- **Collected data**
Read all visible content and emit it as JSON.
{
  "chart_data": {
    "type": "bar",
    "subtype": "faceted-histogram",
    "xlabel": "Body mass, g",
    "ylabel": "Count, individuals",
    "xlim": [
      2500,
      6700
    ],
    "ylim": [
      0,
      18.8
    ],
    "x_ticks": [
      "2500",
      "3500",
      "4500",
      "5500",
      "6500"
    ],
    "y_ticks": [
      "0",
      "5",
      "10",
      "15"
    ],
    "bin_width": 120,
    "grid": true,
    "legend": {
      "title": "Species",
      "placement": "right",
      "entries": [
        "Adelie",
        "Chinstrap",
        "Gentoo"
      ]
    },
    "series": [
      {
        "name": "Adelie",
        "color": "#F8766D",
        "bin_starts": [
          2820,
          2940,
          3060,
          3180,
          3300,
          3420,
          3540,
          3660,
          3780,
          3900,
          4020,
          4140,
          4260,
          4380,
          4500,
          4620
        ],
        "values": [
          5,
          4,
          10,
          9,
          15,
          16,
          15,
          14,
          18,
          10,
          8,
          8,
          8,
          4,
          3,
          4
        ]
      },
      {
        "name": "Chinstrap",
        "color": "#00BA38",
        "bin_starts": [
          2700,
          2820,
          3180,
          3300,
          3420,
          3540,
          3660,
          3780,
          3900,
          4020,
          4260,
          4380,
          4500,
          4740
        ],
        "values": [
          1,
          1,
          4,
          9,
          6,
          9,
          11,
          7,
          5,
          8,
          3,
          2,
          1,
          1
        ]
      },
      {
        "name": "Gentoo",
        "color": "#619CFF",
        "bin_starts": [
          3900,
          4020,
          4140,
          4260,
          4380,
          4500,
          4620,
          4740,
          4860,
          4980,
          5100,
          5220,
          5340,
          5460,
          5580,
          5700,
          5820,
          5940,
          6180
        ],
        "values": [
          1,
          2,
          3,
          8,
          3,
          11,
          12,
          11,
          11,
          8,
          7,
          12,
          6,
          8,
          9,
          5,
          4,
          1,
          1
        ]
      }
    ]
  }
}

- **Exercise prompt**
Your answer should be one number: how many lines of the listing include the word "color".

- **Written response**
3